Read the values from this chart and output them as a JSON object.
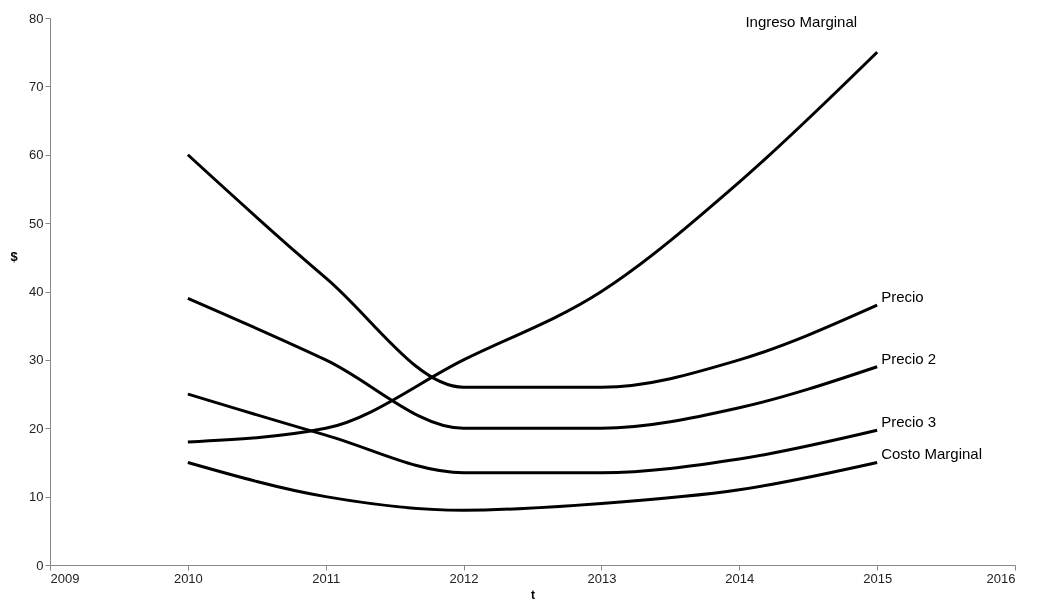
{
  "chart_data": {
    "type": "line",
    "xlabel": "t",
    "ylabel": "$",
    "x": [
      2010,
      2011,
      2012,
      2013,
      2014,
      2015
    ],
    "series": [
      {
        "name": "Ingreso Marginal",
        "color": "#000000",
        "values": [
          18,
          20,
          30,
          40,
          56,
          75
        ]
      },
      {
        "name": "Precio",
        "color": "#000000",
        "values": [
          60,
          42,
          26,
          26,
          30,
          38
        ]
      },
      {
        "name": "Precio 2",
        "color": "#000000",
        "values": [
          39,
          30,
          20,
          20,
          23,
          29
        ]
      },
      {
        "name": "Precio 3",
        "color": "#000000",
        "values": [
          25,
          19,
          13.5,
          13.5,
          15.5,
          19.7
        ]
      },
      {
        "name": "Costo Marginal",
        "color": "#000000",
        "values": [
          15,
          10,
          8,
          9,
          11,
          15
        ]
      }
    ],
    "xlim": [
      2009,
      2016
    ],
    "xticks": [
      2009,
      2010,
      2011,
      2012,
      2013,
      2014,
      2015,
      2016
    ],
    "ylim": [
      0,
      80
    ],
    "yticks": [
      0,
      10,
      20,
      30,
      40,
      50,
      60,
      70,
      80
    ],
    "grid": false,
    "legend": false,
    "marker": "none",
    "line_style": "solid"
  }
}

···

▶ Exercise: Return to the listing above and set it down exactly, leaving out its pictures.

▶ Written answer:
Read the values from this chart and output them as a JSON object.
{
  "chart_data": {
    "type": "line",
    "xlabel": "t",
    "ylabel": "$",
    "x": [
      2010,
      2011,
      2012,
      2013,
      2014,
      2015
    ],
    "series": [
      {
        "name": "Ingreso Marginal",
        "color": "#000000",
        "values": [
          18,
          20,
          30,
          40,
          56,
          75
        ]
      },
      {
        "name": "Precio",
        "color": "#000000",
        "values": [
          60,
          42,
          26,
          26,
          30,
          38
        ]
      },
      {
        "name": "Precio 2",
        "color": "#000000",
        "values": [
          39,
          30,
          20,
          20,
          23,
          29
        ]
      },
      {
        "name": "Precio 3",
        "color": "#000000",
        "values": [
          25,
          19,
          13.5,
          13.5,
          15.5,
          19.7
        ]
      },
      {
        "name": "Costo Marginal",
        "color": "#000000",
        "values": [
          15,
          10,
          8,
          9,
          11,
          15
        ]
      }
    ],
    "xlim": [
      2009,
      2016
    ],
    "xticks": [
      2009,
      2010,
      2011,
      2012,
      2013,
      2014,
      2015,
      2016
    ],
    "ylim": [
      0,
      80
    ],
    "yticks": [
      0,
      10,
      20,
      30,
      40,
      50,
      60,
      70,
      80
    ],
    "grid": false,
    "legend": false,
    "marker": "none",
    "line_style": "solid"
  }
}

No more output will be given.